:: Instruction ::
Transcribe only the part of the listing below that begins at the line containing "Parse this screenshot: output" and runs to its final line, keeping both ends.

:: Stored records ::

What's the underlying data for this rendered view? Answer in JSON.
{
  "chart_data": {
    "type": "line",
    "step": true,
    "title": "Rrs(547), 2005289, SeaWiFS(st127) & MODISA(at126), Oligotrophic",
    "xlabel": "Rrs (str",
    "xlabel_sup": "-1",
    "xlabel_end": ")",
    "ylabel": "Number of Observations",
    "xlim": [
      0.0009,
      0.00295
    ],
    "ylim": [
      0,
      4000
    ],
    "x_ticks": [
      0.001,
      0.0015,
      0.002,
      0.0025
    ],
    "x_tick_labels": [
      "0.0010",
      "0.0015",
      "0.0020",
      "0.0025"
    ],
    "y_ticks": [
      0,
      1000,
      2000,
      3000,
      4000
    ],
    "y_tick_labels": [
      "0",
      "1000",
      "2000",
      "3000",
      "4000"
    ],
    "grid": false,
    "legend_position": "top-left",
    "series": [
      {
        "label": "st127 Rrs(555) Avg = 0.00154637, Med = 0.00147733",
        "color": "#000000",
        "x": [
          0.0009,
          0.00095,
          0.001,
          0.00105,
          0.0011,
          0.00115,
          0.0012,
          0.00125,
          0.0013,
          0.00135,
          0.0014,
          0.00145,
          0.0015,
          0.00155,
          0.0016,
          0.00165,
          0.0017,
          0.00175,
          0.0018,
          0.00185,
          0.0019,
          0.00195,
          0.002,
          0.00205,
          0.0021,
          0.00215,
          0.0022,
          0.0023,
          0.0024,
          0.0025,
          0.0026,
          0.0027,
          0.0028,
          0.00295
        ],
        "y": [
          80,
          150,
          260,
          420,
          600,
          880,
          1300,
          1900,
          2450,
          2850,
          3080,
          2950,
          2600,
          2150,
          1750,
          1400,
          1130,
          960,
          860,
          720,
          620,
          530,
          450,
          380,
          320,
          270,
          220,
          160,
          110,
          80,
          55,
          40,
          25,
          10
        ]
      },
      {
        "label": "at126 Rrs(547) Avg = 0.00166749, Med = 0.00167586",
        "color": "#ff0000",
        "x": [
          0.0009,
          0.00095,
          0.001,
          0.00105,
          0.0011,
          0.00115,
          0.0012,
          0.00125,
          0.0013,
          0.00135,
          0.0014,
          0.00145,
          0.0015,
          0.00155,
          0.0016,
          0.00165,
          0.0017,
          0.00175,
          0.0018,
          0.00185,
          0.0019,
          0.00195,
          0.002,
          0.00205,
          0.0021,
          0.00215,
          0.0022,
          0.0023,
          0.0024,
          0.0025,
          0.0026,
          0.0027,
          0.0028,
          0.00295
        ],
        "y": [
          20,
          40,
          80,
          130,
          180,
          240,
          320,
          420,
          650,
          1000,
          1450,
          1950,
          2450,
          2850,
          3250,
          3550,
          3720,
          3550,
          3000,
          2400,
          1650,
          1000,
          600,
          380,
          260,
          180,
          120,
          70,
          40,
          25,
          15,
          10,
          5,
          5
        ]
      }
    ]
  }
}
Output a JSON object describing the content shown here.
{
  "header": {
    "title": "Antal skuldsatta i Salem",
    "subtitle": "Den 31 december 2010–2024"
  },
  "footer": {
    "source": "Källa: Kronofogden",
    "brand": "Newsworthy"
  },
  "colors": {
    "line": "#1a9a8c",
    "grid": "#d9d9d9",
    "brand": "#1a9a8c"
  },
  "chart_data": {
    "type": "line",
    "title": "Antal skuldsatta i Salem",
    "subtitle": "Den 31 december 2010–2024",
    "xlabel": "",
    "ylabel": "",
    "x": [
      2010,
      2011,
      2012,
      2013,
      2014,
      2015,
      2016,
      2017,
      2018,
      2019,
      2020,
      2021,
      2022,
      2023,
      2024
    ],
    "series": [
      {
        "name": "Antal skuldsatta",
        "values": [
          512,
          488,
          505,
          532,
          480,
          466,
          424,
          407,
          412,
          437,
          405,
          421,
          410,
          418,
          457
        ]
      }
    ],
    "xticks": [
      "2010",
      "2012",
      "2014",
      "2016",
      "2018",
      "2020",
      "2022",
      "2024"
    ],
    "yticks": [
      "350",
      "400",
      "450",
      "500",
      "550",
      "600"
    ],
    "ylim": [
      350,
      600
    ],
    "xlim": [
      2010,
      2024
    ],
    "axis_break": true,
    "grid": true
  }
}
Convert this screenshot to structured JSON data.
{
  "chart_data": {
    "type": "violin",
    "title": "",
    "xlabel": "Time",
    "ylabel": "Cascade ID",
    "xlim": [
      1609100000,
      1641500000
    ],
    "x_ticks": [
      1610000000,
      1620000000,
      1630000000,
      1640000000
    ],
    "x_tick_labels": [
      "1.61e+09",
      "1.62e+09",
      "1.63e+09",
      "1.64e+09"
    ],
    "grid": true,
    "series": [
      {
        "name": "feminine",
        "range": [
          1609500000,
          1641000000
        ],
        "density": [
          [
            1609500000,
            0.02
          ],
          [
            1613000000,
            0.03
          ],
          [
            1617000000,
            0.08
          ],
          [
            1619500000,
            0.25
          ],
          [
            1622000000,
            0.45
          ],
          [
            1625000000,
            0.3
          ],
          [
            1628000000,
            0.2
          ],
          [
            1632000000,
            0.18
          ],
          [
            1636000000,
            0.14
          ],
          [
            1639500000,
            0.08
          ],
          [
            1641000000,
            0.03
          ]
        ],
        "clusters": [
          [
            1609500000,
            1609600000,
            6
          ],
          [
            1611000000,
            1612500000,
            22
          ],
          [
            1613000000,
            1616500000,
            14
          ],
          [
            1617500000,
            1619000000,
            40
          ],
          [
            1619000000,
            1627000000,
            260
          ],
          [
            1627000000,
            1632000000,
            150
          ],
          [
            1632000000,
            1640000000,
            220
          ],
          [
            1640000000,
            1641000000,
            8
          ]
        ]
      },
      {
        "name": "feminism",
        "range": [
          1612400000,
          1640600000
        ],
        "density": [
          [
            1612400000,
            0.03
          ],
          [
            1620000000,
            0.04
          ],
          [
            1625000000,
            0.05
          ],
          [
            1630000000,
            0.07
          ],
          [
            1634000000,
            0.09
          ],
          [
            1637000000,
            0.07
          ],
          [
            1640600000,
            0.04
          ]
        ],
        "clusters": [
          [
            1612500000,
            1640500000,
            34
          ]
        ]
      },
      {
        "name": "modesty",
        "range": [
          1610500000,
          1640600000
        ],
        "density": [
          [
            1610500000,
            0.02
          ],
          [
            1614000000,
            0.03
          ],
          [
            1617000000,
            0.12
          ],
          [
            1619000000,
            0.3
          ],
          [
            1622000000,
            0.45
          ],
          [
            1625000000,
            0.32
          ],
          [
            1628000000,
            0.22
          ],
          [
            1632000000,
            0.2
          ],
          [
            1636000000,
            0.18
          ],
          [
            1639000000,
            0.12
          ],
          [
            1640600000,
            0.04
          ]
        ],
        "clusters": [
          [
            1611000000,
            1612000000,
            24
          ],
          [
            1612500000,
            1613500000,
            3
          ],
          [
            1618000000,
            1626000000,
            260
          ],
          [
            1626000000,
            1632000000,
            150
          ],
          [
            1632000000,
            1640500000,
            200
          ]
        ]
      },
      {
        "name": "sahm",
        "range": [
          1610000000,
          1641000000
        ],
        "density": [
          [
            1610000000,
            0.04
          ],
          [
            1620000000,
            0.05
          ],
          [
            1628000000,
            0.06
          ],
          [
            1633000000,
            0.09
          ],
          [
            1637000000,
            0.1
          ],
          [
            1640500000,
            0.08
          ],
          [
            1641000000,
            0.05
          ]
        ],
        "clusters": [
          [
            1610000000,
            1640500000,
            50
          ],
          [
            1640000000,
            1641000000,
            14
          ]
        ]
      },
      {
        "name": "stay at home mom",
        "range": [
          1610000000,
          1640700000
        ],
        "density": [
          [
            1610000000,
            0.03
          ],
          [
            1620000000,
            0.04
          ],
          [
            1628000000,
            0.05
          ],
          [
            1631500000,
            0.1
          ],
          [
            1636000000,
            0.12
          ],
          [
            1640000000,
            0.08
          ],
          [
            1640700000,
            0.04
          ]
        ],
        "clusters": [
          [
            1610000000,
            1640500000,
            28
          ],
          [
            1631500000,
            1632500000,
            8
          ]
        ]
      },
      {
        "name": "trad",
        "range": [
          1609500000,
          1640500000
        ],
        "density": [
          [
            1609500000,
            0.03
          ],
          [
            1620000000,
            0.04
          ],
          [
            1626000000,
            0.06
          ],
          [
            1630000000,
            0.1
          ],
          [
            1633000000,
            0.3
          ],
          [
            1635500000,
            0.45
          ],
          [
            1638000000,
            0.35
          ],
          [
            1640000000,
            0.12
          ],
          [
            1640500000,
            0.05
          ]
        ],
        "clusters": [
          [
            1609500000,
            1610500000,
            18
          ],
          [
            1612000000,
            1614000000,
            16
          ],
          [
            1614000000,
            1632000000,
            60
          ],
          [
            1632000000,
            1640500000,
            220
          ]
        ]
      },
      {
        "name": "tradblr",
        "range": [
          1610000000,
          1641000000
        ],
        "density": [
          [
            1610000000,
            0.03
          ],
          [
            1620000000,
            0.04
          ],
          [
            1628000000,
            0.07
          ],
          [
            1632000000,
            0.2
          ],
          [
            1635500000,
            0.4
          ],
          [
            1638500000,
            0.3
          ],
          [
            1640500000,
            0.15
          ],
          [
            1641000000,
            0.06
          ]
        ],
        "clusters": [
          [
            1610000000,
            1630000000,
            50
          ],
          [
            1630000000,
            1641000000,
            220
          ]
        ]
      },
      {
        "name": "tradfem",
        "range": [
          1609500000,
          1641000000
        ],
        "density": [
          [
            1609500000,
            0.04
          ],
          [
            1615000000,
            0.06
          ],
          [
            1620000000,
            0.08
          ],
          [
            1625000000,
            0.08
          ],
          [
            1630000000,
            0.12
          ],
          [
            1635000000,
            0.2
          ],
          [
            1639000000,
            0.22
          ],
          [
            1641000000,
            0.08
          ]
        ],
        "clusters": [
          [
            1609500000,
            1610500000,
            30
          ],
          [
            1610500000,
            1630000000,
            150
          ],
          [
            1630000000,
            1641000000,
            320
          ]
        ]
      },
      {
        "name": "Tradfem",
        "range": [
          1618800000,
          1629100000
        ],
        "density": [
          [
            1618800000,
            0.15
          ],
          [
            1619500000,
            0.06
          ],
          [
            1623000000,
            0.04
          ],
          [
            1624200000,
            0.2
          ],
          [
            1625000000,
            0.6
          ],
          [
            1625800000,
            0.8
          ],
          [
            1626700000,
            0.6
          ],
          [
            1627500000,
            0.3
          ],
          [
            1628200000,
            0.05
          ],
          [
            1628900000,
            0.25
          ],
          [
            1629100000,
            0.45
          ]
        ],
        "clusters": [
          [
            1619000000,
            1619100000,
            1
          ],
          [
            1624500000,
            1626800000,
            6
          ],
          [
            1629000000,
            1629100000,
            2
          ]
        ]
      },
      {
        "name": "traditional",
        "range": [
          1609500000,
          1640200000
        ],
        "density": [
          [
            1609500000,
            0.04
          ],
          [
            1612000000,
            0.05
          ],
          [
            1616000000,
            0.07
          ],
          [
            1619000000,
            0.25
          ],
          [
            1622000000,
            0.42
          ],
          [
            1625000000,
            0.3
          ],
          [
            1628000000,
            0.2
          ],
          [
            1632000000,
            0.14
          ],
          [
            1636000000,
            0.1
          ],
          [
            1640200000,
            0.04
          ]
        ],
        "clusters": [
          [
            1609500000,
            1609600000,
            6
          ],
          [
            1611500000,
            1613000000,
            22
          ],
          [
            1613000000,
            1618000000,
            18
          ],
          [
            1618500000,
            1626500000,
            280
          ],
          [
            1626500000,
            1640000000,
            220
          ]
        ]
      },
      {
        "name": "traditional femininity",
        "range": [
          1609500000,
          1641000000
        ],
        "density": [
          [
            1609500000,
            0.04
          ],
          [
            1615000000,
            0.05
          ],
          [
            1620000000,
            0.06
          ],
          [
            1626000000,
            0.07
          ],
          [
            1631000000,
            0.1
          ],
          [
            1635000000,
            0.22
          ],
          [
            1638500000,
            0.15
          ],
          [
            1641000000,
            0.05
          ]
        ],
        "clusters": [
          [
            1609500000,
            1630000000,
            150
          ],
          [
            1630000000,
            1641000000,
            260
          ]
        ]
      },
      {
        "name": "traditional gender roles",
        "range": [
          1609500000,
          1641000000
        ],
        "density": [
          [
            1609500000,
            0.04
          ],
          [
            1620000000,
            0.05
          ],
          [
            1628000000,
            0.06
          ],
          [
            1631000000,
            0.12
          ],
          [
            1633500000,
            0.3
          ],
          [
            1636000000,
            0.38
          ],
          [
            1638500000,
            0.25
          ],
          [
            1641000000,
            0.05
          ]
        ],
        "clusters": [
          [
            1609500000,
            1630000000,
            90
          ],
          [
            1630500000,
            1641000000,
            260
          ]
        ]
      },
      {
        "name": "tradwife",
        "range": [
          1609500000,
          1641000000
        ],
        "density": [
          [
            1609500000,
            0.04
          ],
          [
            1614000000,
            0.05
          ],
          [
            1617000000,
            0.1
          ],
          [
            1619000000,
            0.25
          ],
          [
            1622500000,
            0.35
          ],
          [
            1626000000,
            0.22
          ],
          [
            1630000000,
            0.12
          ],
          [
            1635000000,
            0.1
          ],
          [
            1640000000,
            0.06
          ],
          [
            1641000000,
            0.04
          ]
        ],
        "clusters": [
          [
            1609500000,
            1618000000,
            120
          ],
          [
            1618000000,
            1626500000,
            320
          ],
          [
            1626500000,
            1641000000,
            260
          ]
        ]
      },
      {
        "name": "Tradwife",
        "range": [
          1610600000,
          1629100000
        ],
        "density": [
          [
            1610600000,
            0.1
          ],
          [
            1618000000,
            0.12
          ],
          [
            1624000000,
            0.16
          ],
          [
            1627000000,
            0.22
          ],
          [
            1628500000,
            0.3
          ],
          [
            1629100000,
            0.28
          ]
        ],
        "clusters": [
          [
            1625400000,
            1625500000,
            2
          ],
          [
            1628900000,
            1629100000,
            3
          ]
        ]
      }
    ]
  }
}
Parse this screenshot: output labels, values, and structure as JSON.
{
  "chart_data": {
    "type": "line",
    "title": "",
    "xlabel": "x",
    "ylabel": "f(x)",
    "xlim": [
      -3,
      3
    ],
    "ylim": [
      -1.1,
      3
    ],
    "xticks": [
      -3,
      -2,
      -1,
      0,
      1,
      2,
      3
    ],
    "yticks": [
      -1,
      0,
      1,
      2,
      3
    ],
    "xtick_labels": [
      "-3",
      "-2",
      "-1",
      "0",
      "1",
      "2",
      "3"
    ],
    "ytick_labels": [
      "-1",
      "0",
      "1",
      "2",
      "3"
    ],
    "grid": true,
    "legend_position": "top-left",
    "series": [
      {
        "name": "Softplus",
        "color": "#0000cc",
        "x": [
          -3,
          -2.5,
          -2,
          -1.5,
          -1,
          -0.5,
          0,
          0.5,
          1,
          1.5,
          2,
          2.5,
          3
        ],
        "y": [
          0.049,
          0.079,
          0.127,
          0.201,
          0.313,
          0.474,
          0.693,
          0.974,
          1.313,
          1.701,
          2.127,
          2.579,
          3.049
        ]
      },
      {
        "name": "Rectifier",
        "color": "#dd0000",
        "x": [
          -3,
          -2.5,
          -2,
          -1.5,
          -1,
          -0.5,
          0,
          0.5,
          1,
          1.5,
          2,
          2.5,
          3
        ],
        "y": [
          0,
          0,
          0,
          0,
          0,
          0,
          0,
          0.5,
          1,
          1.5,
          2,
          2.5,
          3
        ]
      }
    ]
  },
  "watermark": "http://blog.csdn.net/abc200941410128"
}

:: Finished exercise ::
Parse this screenshot: output labels, values, and structure as JSON.
{
  "chart_data": {
    "type": "line",
    "title": "",
    "xlabel": "x",
    "ylabel": "f(x)",
    "xlim": [
      -3,
      3
    ],
    "ylim": [
      -1.1,
      3
    ],
    "xticks": [
      -3,
      -2,
      -1,
      0,
      1,
      2,
      3
    ],
    "yticks": [
      -1,
      0,
      1,
      2,
      3
    ],
    "xtick_labels": [
      "-3",
      "-2",
      "-1",
      "0",
      "1",
      "2",
      "3"
    ],
    "ytick_labels": [
      "-1",
      "0",
      "1",
      "2",
      "3"
    ],
    "grid": true,
    "legend_position": "top-left",
    "series": [
      {
        "name": "Softplus",
        "color": "#0000cc",
        "x": [
          -3,
          -2.5,
          -2,
          -1.5,
          -1,
          -0.5,
          0,
          0.5,
          1,
          1.5,
          2,
          2.5,
          3
        ],
        "y": [
          0.049,
          0.079,
          0.127,
          0.201,
          0.313,
          0.474,
          0.693,
          0.974,
          1.313,
          1.701,
          2.127,
          2.579,
          3.049
        ]
      },
      {
        "name": "Rectifier",
        "color": "#dd0000",
        "x": [
          -3,
          -2.5,
          -2,
          -1.5,
          -1,
          -0.5,
          0,
          0.5,
          1,
          1.5,
          2,
          2.5,
          3
        ],
        "y": [
          0,
          0,
          0,
          0,
          0,
          0,
          0,
          0.5,
          1,
          1.5,
          2,
          2.5,
          3
        ]
      }
    ]
  },
  "watermark": "http://blog.csdn.net/abc200941410128"
}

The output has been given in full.